[PROBLEM DESCRIPTION] Copy out each line of the listing that has the word "frac" in it.

[Data records]
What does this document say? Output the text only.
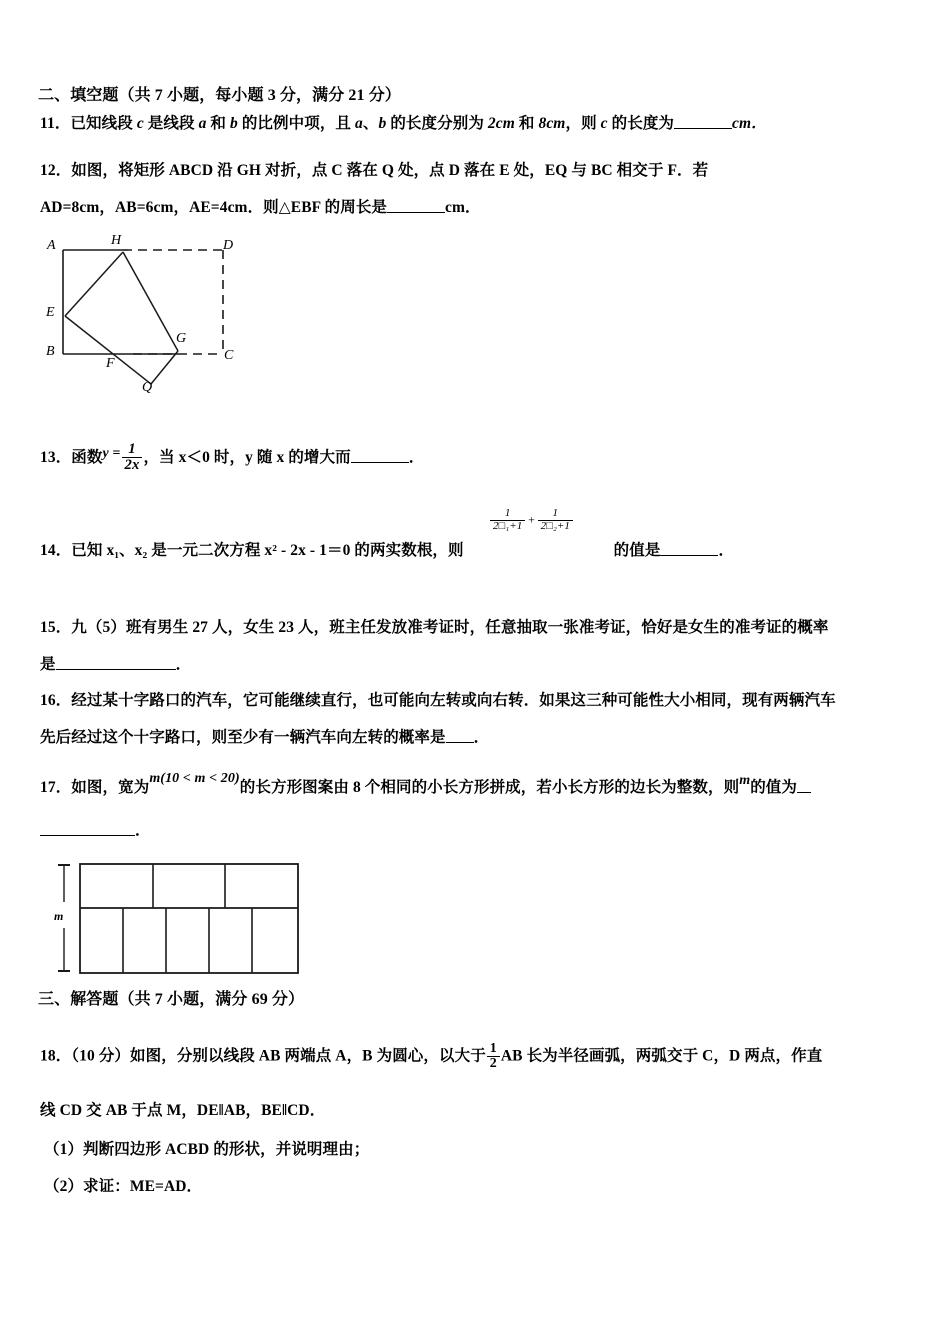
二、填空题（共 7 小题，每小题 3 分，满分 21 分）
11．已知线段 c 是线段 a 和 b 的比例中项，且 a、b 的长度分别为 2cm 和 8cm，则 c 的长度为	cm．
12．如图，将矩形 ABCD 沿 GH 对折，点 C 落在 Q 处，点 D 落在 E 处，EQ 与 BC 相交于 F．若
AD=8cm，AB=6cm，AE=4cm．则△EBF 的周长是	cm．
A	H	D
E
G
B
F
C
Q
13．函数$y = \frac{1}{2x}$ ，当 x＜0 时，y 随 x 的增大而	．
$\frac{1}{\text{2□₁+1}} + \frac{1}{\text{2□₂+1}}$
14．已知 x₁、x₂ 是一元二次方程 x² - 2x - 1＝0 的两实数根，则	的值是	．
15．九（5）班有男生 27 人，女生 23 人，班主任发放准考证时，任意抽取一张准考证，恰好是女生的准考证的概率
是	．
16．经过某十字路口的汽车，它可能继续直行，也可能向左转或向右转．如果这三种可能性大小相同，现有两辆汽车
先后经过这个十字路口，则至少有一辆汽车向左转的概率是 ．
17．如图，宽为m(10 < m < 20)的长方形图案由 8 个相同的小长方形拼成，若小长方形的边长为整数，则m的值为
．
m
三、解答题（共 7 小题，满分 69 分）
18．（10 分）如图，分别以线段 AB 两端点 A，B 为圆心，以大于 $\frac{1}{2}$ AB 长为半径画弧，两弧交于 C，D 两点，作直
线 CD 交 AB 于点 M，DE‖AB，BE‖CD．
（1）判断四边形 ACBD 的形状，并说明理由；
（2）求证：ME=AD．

==

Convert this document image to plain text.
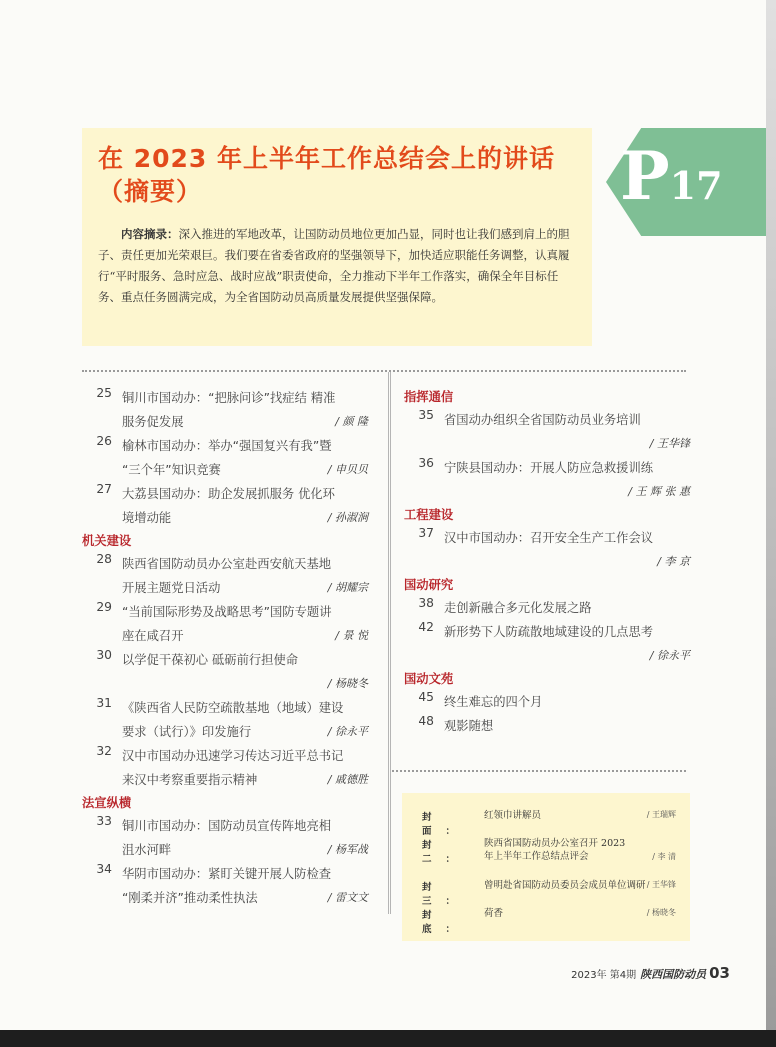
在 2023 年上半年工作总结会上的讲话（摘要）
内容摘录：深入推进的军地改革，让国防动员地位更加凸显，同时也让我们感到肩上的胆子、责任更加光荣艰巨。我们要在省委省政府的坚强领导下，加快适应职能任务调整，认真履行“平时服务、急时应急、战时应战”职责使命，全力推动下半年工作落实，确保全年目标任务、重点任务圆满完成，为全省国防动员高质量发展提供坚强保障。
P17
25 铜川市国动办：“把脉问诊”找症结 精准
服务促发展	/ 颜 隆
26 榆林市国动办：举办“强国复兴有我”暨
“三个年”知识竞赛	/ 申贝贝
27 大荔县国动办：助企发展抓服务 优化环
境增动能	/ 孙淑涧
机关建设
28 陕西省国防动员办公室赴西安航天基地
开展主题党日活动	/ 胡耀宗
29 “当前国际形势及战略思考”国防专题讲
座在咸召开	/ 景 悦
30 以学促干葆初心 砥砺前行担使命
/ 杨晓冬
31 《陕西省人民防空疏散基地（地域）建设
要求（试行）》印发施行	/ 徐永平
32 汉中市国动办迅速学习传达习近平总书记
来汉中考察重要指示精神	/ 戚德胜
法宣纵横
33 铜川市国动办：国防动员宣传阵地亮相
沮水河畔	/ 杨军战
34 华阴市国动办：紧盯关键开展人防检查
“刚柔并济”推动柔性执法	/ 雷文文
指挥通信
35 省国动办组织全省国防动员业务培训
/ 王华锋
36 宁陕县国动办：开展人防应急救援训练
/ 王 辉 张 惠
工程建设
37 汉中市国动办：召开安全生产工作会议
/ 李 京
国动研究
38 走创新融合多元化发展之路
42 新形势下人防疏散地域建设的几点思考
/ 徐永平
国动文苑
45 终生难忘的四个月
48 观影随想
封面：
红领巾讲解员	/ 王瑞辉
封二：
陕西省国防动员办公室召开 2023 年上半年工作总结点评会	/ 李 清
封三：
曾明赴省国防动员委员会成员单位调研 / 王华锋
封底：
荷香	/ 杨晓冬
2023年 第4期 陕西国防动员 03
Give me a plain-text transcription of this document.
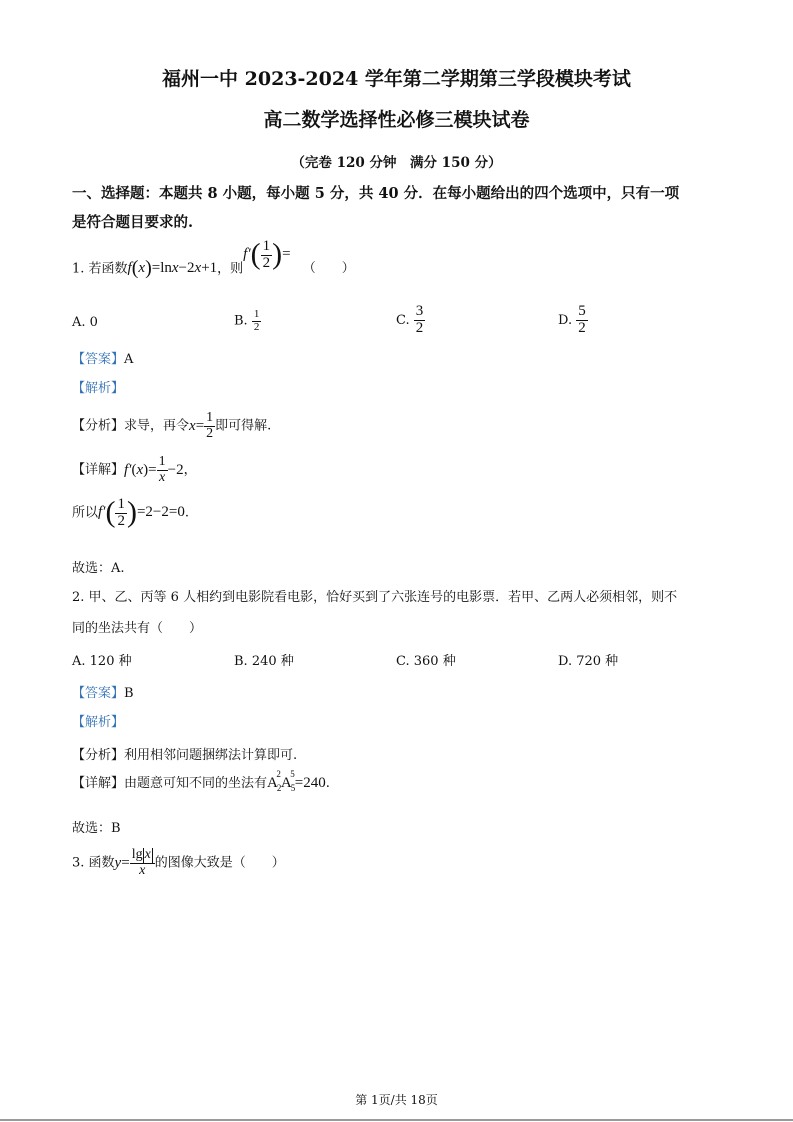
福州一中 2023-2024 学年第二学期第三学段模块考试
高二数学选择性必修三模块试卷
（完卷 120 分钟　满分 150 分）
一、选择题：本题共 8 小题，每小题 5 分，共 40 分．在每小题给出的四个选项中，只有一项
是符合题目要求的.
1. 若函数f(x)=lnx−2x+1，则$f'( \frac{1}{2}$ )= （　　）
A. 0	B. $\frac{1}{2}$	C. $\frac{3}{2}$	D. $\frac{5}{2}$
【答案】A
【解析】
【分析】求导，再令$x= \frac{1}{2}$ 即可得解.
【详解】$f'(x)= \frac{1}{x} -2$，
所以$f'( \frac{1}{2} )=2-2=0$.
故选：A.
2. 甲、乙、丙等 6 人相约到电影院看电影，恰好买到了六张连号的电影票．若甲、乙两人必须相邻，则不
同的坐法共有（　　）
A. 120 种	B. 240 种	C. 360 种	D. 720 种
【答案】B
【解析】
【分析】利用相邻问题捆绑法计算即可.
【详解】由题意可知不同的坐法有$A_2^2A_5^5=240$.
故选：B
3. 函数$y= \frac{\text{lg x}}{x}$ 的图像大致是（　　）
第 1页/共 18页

--

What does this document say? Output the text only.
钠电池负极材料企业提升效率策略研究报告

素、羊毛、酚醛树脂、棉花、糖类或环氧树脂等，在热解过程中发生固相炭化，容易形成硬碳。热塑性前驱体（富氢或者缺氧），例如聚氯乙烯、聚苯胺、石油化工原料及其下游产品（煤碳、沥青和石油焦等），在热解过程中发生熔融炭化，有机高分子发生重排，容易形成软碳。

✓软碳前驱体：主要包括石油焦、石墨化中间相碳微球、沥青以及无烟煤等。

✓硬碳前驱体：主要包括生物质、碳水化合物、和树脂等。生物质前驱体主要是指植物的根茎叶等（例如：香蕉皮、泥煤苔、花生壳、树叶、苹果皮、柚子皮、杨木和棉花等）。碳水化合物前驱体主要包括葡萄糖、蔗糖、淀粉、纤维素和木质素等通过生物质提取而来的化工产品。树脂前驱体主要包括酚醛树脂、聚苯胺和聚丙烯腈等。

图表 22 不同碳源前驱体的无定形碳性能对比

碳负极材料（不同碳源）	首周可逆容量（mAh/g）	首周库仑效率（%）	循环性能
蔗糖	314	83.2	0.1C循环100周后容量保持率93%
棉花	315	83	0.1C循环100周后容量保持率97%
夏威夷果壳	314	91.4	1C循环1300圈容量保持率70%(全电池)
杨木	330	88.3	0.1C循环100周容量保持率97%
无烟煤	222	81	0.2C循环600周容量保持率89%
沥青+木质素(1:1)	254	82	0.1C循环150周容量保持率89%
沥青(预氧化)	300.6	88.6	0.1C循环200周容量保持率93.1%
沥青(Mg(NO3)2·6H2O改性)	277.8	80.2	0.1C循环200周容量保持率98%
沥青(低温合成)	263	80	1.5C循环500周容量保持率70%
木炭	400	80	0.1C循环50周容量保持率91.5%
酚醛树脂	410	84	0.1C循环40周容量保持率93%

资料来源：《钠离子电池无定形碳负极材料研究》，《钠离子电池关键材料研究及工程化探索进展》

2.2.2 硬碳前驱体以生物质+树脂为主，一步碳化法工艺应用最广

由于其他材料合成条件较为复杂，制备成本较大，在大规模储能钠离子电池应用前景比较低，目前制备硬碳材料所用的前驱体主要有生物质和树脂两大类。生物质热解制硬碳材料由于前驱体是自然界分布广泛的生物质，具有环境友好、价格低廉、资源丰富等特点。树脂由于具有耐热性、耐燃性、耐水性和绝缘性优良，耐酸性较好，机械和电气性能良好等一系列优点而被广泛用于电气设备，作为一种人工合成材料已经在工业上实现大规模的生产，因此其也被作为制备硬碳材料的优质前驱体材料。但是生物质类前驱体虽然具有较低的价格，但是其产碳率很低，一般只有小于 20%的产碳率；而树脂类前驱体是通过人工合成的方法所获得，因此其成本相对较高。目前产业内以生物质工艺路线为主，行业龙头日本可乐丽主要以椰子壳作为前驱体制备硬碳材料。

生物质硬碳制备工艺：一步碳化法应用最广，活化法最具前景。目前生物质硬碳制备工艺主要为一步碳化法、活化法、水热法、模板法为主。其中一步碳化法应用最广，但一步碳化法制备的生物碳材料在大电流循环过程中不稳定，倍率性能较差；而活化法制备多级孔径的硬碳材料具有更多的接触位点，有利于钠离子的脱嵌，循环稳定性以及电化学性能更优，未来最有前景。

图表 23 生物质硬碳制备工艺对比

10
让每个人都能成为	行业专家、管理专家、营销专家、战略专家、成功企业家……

[ANSWER IN FULL]
13．函数$y = \frac{1}{2x}$ ，当 x＜0 时，y 随 x 的增大而	．
$\frac{1}{\text{2□₁+1}} + \frac{1}{\text{2□₂+1}}$
18．（10 分）如图，分别以线段 AB 两端点 A，B 为圆心，以大于 $\frac{1}{2}$ AB 长为半径画弧，两弧交于 C，D 两点，作直
1. 若函数f(x)=lnx−2x+1，则$f'( \frac{1}{2}$ )= （　　）
A. 0	B. $\frac{1}{2}$	C. $\frac{3}{2}$	D. $\frac{5}{2}$
【分析】求导，再令$x= \frac{1}{2}$ 即可得解.
【详解】$f'(x)= \frac{1}{x} -2$，
所以$f'( \frac{1}{2} )=2-2=0$.
3. 函数$y= \frac{\text{lg x}}{x}$ 的图像大致是（　　）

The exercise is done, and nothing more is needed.